Every line that includes the word "Breinig" is to be listed.
** START **
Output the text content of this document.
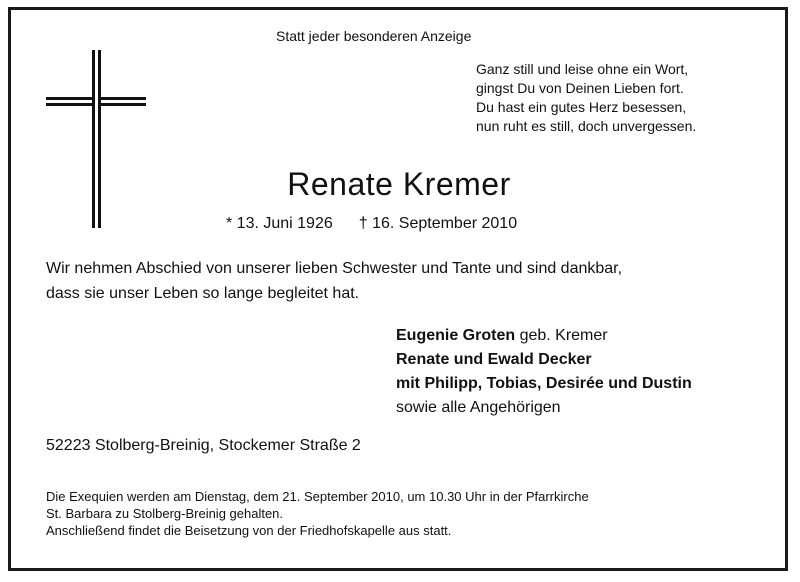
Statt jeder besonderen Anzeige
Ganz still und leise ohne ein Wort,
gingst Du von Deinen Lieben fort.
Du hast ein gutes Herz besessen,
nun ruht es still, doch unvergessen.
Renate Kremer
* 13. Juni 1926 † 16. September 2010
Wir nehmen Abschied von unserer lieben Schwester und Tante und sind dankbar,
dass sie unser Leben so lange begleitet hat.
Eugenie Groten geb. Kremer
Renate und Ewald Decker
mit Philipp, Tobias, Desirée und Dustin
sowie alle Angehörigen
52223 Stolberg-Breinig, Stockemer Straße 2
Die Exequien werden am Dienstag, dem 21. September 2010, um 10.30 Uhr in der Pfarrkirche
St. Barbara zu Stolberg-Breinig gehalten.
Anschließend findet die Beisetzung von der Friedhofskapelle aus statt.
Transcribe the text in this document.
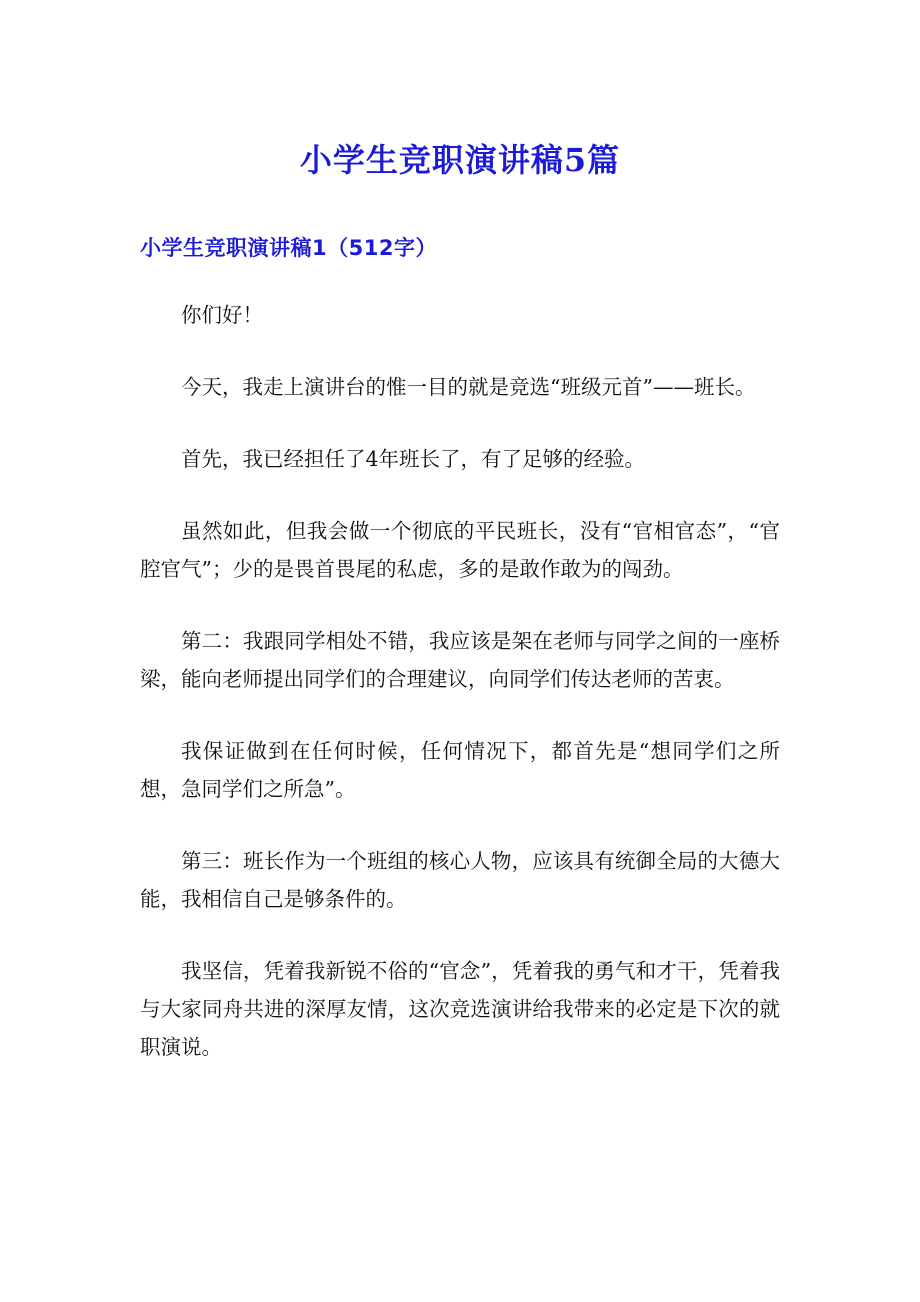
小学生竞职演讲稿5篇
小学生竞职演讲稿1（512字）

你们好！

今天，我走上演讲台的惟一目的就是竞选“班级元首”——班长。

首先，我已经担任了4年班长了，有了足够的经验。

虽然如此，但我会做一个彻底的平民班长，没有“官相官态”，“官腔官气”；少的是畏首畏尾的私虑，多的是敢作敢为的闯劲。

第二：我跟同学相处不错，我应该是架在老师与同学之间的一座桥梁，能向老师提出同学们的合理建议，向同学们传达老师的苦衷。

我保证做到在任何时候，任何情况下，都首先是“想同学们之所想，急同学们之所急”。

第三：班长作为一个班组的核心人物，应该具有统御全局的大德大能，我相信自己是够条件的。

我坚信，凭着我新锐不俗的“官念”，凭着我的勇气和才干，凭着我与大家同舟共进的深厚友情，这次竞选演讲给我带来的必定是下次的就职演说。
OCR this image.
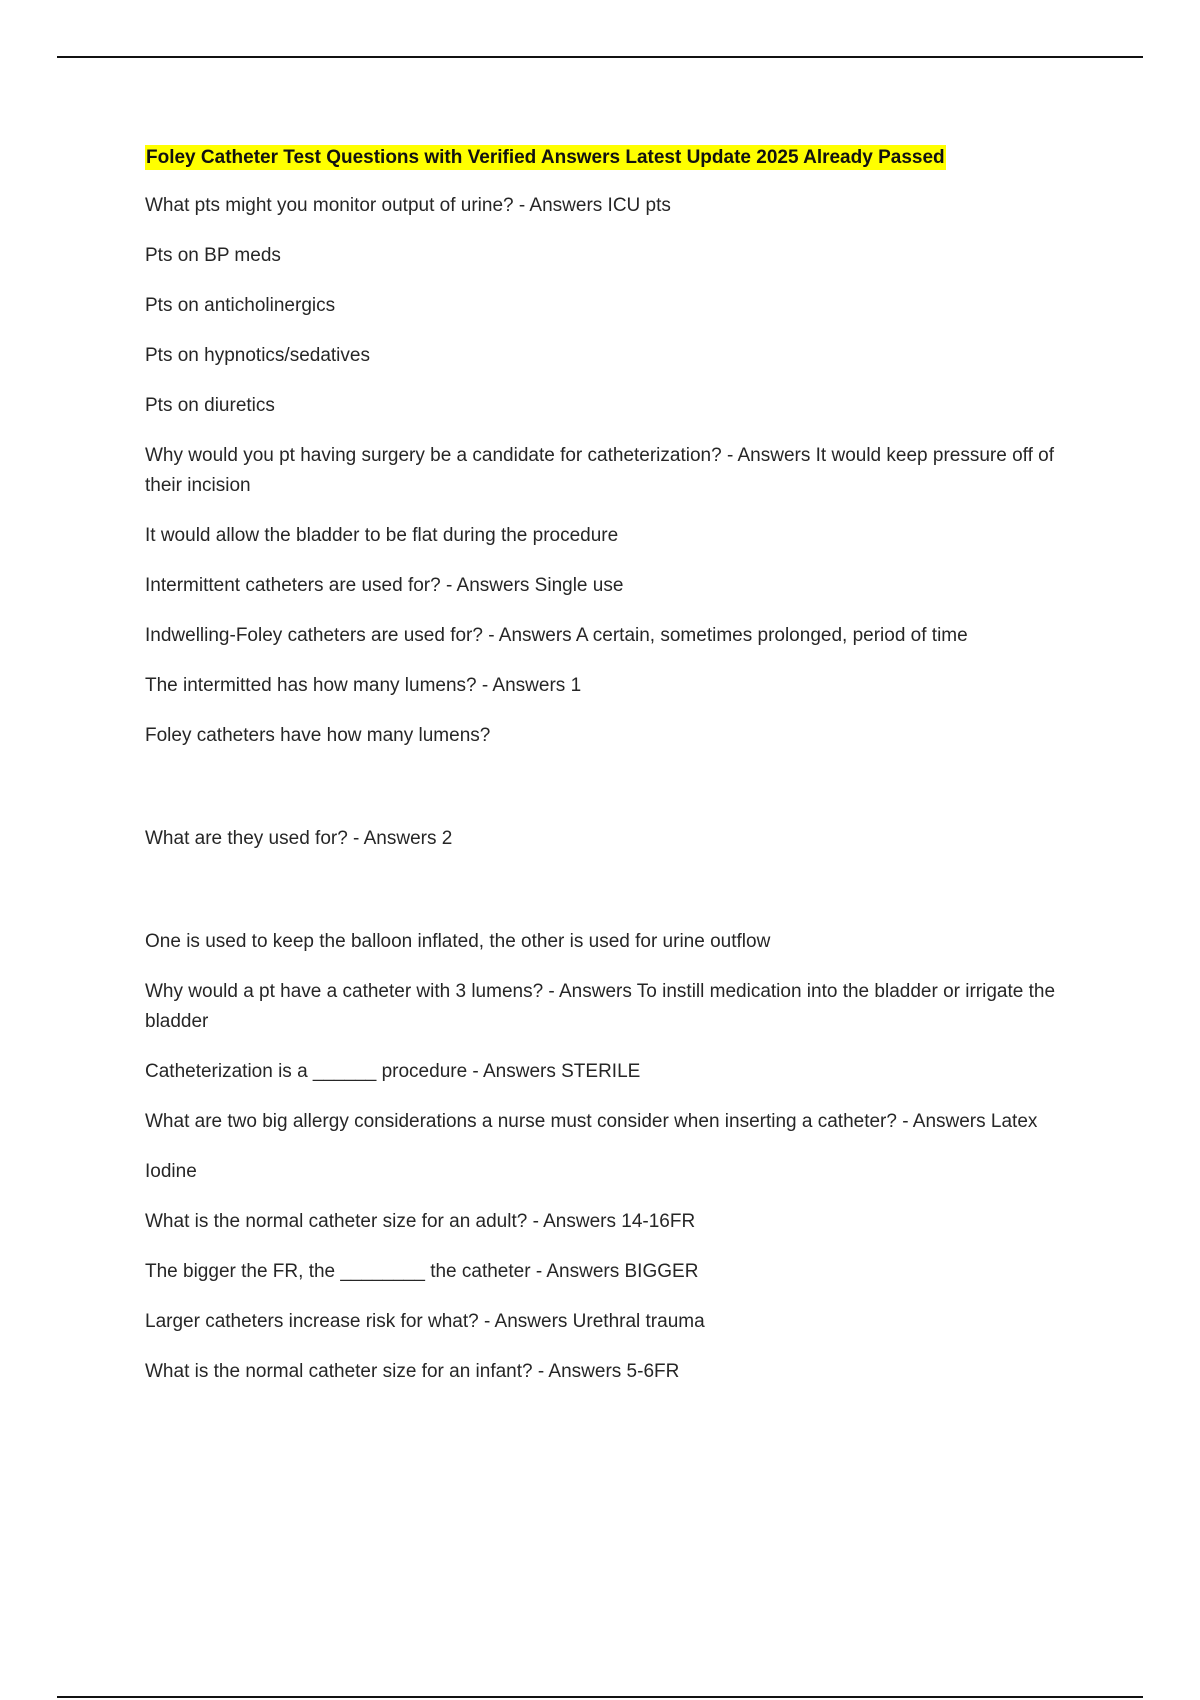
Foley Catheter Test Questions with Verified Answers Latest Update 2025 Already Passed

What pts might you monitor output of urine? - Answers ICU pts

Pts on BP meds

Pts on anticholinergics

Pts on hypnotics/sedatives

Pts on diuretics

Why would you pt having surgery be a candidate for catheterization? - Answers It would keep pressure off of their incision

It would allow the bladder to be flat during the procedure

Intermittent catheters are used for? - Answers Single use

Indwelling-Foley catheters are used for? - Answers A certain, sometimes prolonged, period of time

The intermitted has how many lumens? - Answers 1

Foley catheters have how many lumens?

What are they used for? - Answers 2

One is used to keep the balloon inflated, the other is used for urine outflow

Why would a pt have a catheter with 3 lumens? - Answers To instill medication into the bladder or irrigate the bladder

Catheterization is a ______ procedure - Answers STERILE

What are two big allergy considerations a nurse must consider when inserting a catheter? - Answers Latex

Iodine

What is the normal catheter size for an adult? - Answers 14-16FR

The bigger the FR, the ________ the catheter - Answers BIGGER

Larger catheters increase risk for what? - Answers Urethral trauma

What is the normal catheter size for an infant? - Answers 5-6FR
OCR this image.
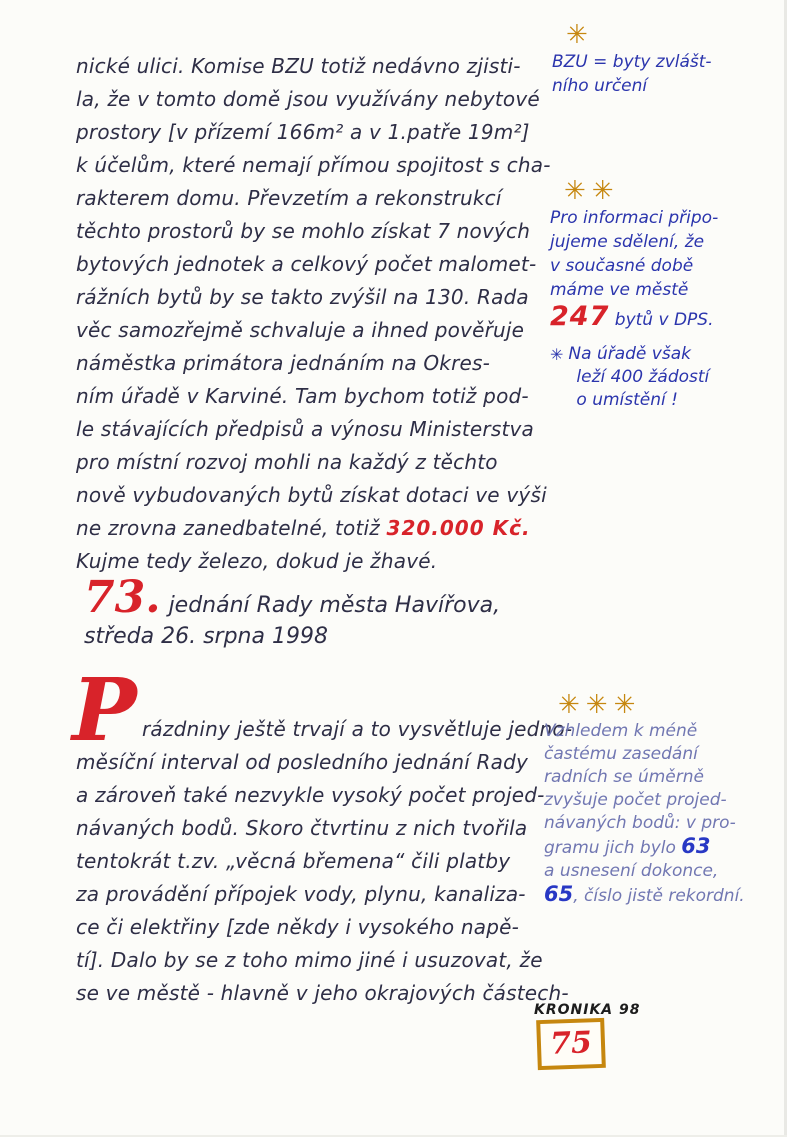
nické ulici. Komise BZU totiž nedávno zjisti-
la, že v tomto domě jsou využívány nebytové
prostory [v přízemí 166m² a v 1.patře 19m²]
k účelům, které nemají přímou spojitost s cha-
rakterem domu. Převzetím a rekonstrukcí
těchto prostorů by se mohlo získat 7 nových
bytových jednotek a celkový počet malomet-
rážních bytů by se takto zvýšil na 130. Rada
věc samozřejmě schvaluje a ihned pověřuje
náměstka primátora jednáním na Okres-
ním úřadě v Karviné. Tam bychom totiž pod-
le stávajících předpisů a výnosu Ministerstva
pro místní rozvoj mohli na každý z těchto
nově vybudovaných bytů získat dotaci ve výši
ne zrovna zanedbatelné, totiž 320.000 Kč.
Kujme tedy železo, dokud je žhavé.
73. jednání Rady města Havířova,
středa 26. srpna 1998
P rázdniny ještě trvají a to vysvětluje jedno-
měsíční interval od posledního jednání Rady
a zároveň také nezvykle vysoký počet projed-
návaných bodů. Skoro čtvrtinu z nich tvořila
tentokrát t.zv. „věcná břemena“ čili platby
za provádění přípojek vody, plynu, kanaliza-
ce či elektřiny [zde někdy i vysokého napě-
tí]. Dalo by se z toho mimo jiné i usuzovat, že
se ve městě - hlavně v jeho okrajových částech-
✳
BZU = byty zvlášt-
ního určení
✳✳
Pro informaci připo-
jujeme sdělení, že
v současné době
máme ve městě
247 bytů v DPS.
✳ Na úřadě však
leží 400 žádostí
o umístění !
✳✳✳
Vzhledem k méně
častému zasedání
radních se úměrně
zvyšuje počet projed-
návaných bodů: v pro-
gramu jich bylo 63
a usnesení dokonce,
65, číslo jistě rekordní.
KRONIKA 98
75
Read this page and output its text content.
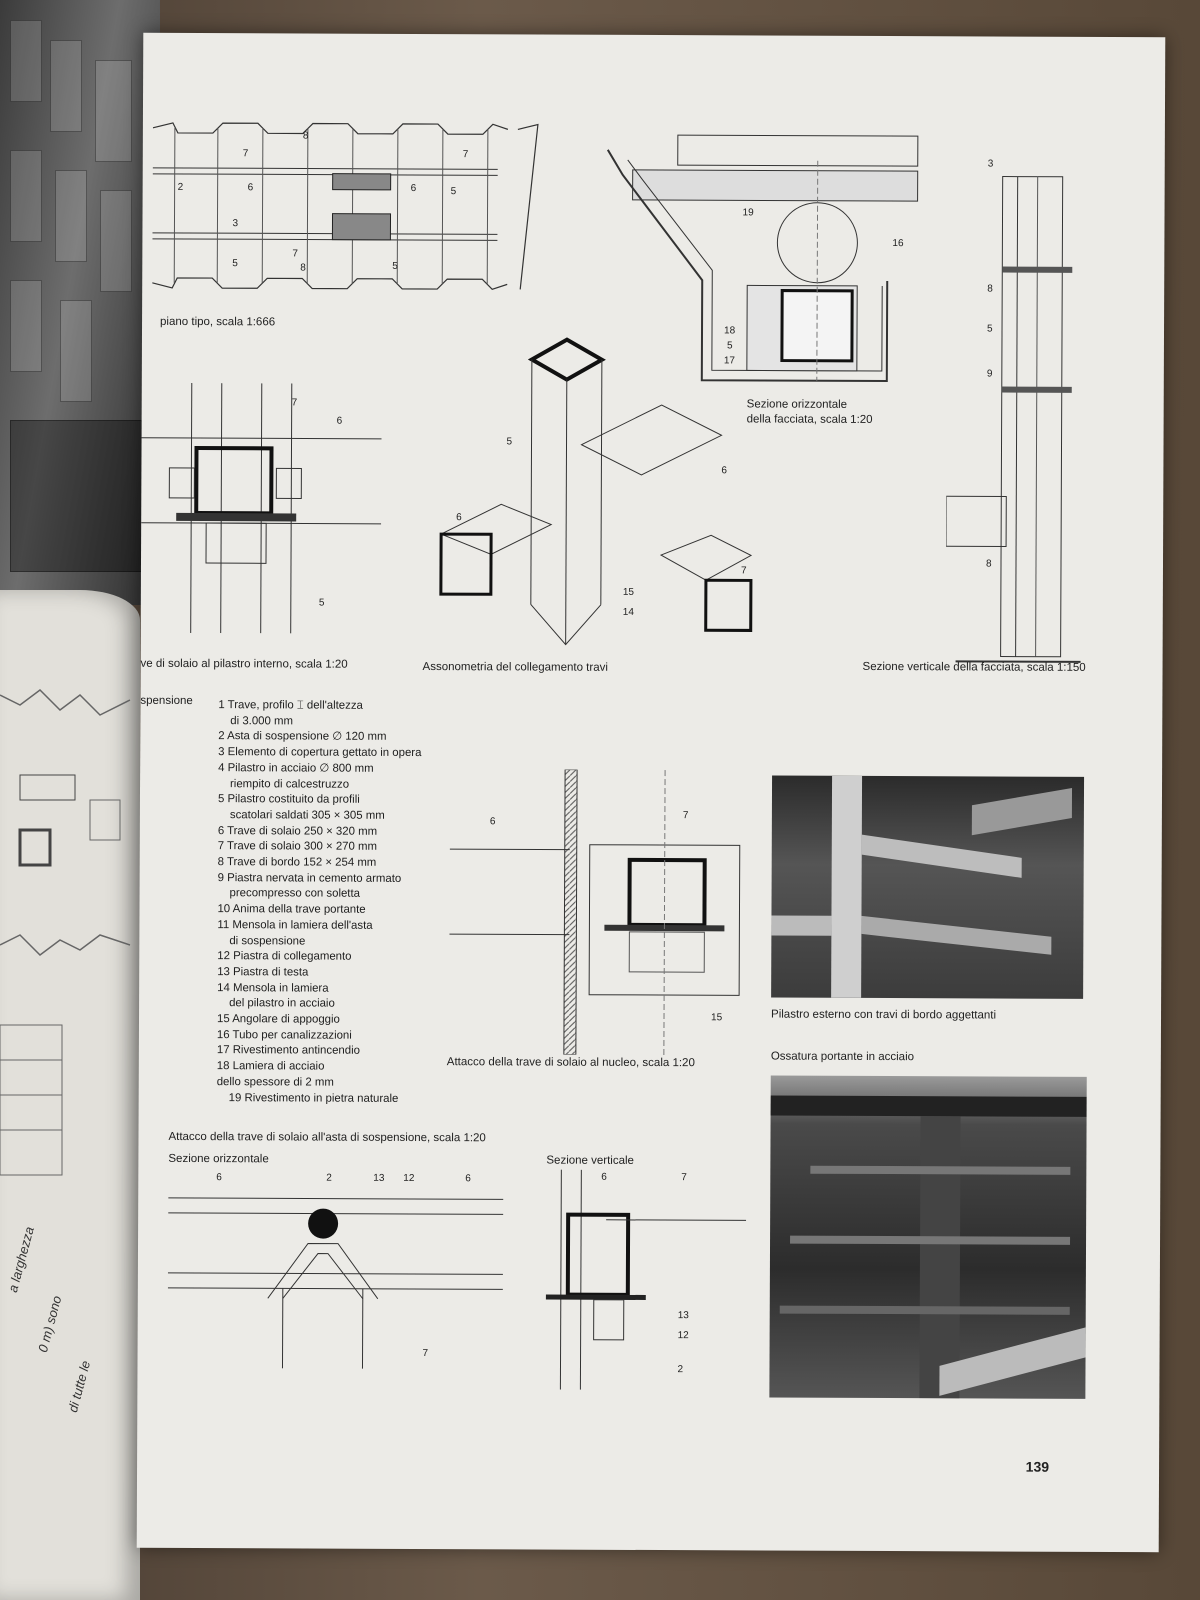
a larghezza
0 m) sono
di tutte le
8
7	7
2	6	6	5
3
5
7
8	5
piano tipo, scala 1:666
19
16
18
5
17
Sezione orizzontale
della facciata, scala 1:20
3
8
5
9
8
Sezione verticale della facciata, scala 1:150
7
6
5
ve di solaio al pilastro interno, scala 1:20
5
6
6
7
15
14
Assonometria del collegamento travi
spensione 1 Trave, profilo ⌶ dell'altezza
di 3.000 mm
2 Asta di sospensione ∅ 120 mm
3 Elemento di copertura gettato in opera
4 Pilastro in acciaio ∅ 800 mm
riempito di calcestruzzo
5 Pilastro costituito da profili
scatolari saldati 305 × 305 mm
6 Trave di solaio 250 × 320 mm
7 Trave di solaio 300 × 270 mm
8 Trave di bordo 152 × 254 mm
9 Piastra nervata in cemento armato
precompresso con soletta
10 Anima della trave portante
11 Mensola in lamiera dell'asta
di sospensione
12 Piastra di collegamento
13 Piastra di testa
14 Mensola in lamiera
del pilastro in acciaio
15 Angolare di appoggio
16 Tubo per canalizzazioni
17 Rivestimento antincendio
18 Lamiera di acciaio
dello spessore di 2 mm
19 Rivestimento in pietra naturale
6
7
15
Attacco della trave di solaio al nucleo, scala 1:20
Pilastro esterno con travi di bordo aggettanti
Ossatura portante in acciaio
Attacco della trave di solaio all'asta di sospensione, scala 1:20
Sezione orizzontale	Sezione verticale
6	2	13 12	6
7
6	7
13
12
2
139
** END **
→ Exercise response:
52223 Stolberg-Breinig, Stockemer Straße 2
St. Barbara zu Stolberg-Breinig gehalten.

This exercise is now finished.